#### Input for this task ####

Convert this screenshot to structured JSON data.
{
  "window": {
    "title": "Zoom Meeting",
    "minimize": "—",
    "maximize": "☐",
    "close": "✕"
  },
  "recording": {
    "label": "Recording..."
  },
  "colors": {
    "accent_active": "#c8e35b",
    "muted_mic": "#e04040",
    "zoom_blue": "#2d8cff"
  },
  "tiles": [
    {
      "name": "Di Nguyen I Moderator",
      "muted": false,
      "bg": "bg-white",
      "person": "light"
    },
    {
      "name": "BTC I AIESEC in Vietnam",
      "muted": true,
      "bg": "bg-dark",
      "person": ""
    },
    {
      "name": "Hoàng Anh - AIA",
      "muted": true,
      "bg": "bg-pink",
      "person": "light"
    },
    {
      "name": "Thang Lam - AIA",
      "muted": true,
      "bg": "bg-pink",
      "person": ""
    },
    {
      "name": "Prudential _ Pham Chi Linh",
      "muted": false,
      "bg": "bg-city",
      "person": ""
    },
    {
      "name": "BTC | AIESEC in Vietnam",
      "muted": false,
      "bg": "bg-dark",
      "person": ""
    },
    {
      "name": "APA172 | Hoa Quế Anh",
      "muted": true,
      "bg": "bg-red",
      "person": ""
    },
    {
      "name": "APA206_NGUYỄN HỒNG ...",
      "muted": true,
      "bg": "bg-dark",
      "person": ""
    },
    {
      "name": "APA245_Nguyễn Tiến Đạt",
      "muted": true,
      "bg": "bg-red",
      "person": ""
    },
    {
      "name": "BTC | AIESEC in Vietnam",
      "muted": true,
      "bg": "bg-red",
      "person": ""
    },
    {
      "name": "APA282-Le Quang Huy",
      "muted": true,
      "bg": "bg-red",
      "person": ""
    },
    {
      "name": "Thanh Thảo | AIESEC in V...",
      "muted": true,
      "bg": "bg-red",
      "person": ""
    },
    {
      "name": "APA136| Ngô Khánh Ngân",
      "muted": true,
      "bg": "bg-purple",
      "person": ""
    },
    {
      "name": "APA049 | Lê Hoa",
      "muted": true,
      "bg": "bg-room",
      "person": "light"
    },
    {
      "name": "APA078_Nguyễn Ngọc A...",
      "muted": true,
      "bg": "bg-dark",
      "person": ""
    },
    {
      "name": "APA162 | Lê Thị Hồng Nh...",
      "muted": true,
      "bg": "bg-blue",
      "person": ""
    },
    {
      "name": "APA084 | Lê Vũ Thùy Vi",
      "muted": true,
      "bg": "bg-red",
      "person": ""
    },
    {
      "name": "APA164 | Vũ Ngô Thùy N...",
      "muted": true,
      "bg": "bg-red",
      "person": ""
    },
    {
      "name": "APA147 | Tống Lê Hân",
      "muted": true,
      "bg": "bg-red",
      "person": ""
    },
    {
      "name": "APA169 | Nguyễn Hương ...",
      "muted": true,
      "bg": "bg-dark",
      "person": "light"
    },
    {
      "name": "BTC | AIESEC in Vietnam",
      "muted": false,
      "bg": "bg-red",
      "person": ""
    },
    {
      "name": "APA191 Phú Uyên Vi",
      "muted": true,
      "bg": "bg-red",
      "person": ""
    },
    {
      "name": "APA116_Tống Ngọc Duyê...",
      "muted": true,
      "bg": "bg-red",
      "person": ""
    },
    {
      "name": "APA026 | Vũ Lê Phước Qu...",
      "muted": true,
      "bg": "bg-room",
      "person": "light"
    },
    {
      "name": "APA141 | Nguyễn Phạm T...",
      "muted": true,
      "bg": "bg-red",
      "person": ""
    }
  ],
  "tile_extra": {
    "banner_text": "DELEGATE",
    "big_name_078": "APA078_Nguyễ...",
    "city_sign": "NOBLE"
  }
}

####

Check each line of the records above for the string "Ngọc", and report every line that has it.

**Solution to the exercise:**
      "name": "APA078_Nguyễn Ngọc A...",
      "name": "APA116_Tống Ngọc Duyê...",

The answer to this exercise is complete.